Instructions for the task: Copy out all the lines in the records that include the word "name".

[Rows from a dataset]
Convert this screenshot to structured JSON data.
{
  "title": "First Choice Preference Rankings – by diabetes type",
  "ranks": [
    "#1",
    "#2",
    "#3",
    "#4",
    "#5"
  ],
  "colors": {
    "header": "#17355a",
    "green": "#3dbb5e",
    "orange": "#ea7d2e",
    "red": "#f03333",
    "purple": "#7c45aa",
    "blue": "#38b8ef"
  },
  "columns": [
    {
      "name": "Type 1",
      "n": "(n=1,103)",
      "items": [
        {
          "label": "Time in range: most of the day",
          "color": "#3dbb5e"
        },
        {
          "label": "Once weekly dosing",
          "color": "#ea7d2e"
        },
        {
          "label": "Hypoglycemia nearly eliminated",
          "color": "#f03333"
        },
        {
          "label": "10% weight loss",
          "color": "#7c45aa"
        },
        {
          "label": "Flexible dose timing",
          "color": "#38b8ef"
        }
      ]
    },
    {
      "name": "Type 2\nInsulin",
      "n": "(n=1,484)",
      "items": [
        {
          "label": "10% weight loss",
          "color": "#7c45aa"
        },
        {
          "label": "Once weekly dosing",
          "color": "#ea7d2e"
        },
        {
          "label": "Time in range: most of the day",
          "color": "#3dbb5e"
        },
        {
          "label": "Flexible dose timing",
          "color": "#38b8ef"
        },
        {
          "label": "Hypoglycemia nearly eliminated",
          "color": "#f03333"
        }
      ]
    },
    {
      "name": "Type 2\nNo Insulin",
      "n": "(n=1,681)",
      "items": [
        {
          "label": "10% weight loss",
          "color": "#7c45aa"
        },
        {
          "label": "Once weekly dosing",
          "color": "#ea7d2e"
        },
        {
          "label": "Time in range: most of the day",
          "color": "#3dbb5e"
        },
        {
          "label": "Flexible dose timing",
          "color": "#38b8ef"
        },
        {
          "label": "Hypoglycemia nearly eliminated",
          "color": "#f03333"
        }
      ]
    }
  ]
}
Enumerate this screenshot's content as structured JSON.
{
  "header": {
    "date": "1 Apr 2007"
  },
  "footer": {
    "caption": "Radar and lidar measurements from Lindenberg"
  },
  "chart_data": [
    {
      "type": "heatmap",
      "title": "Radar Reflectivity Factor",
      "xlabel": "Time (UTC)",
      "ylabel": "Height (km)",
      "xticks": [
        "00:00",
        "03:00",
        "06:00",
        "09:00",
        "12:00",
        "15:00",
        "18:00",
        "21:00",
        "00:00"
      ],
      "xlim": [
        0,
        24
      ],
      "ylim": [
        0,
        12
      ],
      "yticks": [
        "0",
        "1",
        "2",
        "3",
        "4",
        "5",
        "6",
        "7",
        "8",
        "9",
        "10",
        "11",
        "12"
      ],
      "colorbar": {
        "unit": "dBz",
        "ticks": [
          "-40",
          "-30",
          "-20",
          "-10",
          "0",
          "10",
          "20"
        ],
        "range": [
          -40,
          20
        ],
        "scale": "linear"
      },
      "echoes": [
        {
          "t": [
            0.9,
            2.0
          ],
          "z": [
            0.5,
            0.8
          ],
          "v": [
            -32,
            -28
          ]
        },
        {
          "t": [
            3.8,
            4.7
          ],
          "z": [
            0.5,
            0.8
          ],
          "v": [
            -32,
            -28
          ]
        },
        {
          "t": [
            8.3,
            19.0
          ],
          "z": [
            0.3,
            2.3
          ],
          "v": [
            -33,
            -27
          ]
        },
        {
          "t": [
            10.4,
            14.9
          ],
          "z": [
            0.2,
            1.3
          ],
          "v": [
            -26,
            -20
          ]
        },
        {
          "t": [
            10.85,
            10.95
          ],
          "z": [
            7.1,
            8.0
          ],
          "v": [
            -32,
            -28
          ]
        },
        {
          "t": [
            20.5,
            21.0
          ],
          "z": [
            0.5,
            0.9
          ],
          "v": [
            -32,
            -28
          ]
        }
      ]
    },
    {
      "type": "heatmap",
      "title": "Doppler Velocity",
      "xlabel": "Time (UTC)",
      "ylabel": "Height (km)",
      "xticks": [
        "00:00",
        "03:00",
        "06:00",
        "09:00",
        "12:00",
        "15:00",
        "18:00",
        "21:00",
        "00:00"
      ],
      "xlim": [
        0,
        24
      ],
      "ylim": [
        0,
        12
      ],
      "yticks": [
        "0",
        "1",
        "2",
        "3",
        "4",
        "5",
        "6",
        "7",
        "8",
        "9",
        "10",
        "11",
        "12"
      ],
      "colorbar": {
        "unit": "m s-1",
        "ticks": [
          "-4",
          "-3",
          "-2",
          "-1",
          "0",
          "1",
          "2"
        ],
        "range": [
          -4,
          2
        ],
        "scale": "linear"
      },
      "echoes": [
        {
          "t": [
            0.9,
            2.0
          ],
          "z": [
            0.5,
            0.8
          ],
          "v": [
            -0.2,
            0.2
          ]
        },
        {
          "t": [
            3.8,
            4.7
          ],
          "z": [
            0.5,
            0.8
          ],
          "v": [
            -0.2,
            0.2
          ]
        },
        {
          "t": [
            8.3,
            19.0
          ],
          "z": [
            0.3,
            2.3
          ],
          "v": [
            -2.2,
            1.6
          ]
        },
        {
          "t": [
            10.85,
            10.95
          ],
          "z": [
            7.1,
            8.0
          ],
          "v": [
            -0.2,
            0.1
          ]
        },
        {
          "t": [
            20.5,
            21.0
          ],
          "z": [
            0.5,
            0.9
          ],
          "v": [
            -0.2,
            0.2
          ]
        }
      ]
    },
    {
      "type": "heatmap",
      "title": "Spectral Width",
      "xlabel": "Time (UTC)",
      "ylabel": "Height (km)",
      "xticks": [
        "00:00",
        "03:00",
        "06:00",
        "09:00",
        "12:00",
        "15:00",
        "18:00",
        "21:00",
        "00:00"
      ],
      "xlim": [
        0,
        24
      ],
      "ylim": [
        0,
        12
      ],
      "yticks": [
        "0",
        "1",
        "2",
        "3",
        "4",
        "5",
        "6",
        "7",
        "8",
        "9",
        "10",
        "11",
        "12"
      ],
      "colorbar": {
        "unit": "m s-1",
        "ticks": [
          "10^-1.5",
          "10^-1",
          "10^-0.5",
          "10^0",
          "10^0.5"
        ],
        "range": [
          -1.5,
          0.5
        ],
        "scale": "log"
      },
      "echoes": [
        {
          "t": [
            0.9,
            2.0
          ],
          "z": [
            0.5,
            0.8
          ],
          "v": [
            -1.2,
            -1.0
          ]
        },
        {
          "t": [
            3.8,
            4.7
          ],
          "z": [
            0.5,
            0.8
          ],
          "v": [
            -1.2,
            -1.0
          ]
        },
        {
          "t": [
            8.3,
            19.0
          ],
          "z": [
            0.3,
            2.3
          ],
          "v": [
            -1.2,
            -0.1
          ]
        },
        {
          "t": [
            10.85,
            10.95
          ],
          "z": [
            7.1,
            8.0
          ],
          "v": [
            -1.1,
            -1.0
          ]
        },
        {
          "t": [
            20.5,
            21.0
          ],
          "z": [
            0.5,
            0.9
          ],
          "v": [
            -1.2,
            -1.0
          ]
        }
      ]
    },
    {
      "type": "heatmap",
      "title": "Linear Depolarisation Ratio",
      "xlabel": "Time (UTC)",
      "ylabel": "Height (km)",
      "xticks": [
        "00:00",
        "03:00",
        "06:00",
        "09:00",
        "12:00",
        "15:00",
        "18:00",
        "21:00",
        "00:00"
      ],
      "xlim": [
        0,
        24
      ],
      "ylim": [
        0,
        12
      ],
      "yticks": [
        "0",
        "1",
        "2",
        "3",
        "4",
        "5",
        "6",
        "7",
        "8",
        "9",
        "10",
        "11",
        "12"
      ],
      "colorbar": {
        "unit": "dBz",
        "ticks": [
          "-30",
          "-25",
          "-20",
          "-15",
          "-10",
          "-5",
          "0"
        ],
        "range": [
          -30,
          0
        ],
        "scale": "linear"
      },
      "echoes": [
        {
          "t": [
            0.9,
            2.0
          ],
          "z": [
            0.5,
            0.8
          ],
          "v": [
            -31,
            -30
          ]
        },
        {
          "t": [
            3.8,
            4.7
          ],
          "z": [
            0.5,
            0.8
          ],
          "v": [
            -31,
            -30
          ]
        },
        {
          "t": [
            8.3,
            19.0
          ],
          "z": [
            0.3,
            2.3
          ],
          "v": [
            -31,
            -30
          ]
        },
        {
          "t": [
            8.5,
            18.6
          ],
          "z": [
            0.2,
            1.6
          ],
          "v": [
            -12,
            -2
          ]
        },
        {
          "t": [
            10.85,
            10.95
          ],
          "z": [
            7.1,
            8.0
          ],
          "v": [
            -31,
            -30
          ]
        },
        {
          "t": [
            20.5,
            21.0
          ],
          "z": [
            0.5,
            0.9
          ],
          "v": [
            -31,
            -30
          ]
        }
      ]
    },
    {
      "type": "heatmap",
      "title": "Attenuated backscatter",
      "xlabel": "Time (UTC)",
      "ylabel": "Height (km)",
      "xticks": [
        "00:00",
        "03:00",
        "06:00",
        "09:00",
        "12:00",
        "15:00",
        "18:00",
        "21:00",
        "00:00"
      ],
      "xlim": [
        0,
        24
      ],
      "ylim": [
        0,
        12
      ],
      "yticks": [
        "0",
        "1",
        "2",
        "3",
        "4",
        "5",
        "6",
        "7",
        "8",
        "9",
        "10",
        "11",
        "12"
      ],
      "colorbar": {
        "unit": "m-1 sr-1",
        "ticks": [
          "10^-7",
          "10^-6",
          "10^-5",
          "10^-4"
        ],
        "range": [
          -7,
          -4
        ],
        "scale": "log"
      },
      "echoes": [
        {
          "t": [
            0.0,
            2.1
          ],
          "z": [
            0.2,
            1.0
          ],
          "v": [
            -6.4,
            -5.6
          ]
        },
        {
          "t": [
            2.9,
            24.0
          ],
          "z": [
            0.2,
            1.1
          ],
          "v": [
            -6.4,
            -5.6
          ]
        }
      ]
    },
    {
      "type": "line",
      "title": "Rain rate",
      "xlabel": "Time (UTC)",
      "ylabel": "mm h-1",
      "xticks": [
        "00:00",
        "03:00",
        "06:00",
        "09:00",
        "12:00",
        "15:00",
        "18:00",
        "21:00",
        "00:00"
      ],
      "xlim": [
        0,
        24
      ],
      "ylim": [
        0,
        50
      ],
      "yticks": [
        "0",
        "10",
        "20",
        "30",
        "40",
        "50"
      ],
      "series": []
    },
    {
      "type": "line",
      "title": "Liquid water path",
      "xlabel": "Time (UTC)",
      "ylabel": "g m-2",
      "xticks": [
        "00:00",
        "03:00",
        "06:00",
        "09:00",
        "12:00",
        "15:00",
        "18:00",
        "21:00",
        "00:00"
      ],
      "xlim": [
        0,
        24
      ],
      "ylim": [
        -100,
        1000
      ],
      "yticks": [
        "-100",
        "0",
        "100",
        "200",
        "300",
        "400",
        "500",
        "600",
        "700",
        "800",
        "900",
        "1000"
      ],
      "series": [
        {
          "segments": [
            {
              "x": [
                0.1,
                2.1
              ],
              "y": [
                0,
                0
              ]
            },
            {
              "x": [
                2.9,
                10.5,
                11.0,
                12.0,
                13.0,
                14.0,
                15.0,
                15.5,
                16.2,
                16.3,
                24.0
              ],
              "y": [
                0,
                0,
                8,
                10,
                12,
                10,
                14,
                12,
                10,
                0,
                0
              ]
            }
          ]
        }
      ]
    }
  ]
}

Problem solution:
      "name": "Type 1",
      "name": "Type 2\nInsulin",
      "name": "Type 2\nNo Insulin",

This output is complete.